- _JOB_: Look through the data and write out every line with the word "values" in it.

- _RECORDS FOR THIS EXERCISE_:
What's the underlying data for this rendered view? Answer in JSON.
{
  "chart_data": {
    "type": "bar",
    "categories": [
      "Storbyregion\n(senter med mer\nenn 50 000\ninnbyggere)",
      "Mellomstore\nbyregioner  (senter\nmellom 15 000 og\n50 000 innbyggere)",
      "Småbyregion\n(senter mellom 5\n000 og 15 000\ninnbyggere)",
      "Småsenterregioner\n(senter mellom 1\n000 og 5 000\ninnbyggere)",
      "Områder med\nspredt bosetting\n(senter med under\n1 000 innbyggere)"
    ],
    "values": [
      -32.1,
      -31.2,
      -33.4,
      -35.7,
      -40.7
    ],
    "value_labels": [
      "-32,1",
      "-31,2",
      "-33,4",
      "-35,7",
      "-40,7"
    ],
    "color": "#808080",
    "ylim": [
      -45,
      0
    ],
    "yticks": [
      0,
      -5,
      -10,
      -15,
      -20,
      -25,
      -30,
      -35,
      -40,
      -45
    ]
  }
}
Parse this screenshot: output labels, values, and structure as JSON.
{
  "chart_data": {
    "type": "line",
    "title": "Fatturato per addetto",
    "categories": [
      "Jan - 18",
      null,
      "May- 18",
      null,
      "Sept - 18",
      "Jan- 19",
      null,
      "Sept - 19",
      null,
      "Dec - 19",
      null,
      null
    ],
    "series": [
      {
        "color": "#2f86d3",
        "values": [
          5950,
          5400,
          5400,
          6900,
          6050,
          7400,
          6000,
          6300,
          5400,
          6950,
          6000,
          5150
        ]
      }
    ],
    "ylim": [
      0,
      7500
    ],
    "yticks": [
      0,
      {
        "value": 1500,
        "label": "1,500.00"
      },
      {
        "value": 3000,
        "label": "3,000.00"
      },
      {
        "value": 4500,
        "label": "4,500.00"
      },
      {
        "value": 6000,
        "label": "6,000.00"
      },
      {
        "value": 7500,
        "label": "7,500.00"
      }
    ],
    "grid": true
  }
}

- _REPLY TO THE TASK_:
    "values": [
Parse this screenshot: output labels, values, and structure as JSON.
        "values": [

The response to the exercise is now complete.